# TASK OBJECTIVE:
Retype the data that follows line by line, exactly, and leave its pictures out.

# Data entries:
------------------------------------------------------------------------

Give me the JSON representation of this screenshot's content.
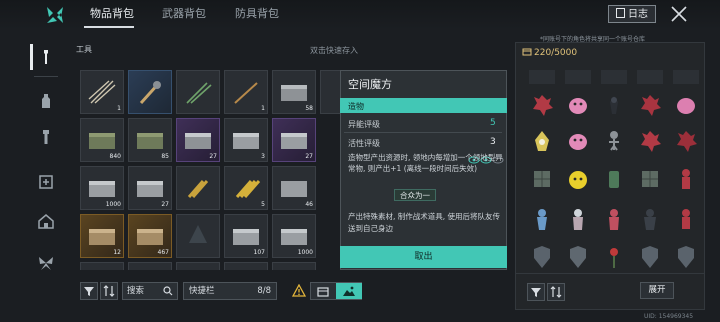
{
  "tabs": [
    {
      "label": "物品背包",
      "active": true
    },
    {
      "label": "武器背包",
      "active": false
    },
    {
      "label": "防具背包",
      "active": false
    }
  ],
  "header": {
    "log_label": "日志",
    "note": "*同账号下的角色将共享同一个账号仓库"
  },
  "grid": {
    "section_title": "工具",
    "hint": "双击快速存入",
    "row1_counts": [
      "1",
      "",
      "",
      "1",
      "58"
    ],
    "row2_counts": [
      "840",
      "85",
      "27",
      "3",
      "27"
    ],
    "row3_counts": [
      "1000",
      "27",
      "",
      "5",
      "46"
    ],
    "row4_counts": [
      "12",
      "467",
      "",
      "107",
      "1000"
    ]
  },
  "tooltip": {
    "title": "空间魔方",
    "category": "造物",
    "stats": [
      {
        "label": "异能评级",
        "value": "5",
        "color": "#42c7b5"
      },
      {
        "label": "活性评级",
        "value": "3",
        "color": "#e9edf0"
      }
    ],
    "effect": "造物型产出资源时, 领地内每增加一个领地型异常物, 则产出+1 (离线一段时间后失效)",
    "badge": "合众为一",
    "description": "产出特殊素材, 制作战术道具, 使用后将队友传送到自己身边",
    "cancel_label": "取出"
  },
  "bottom": {
    "search_label": "搜索",
    "quickbar_label": "快捷栏",
    "quickbar_count": "8/8"
  },
  "storage": {
    "capacity": "220/5000",
    "expand_label": "展开",
    "uid": "UID: 154969345"
  },
  "colors": {
    "accent": "#42c7b5",
    "gold": "#e0c27a"
  }
}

------------------------------------------------------------------------

# WRITTEN SOLUTION:
Give me the JSON representation of this screenshot's content.
{
  "tabs": [
    {
      "label": "物品背包",
      "active": true
    },
    {
      "label": "武器背包",
      "active": false
    },
    {
      "label": "防具背包",
      "active": false
    }
  ],
  "header": {
    "log_label": "日志",
    "note": "*同账号下的角色将共享同一个账号仓库"
  },
  "grid": {
    "section_title": "工具",
    "hint": "双击快速存入",
    "row1_counts": [
      "1",
      "",
      "",
      "1",
      "58"
    ],
    "row2_counts": [
      "840",
      "85",
      "27",
      "3",
      "27"
    ],
    "row3_counts": [
      "1000",
      "27",
      "",
      "5",
      "46"
    ],
    "row4_counts": [
      "12",
      "467",
      "",
      "107",
      "1000"
    ]
  },
  "tooltip": {
    "title": "空间魔方",
    "category": "造物",
    "stats": [
      {
        "label": "异能评级",
        "value": "5",
        "color": "#42c7b5"
      },
      {
        "label": "活性评级",
        "value": "3",
        "color": "#e9edf0"
      }
    ],
    "effect": "造物型产出资源时, 领地内每增加一个领地型异常物, 则产出+1 (离线一段时间后失效)",
    "badge": "合众为一",
    "description": "产出特殊素材, 制作战术道具, 使用后将队友传送到自己身边",
    "cancel_label": "取出"
  },
  "bottom": {
    "search_label": "搜索",
    "quickbar_label": "快捷栏",
    "quickbar_count": "8/8"
  },
  "storage": {
    "capacity": "220/5000",
    "expand_label": "展开",
    "uid": "UID: 154969345"
  },
  "colors": {
    "accent": "#42c7b5",
    "gold": "#e0c27a"
  }
}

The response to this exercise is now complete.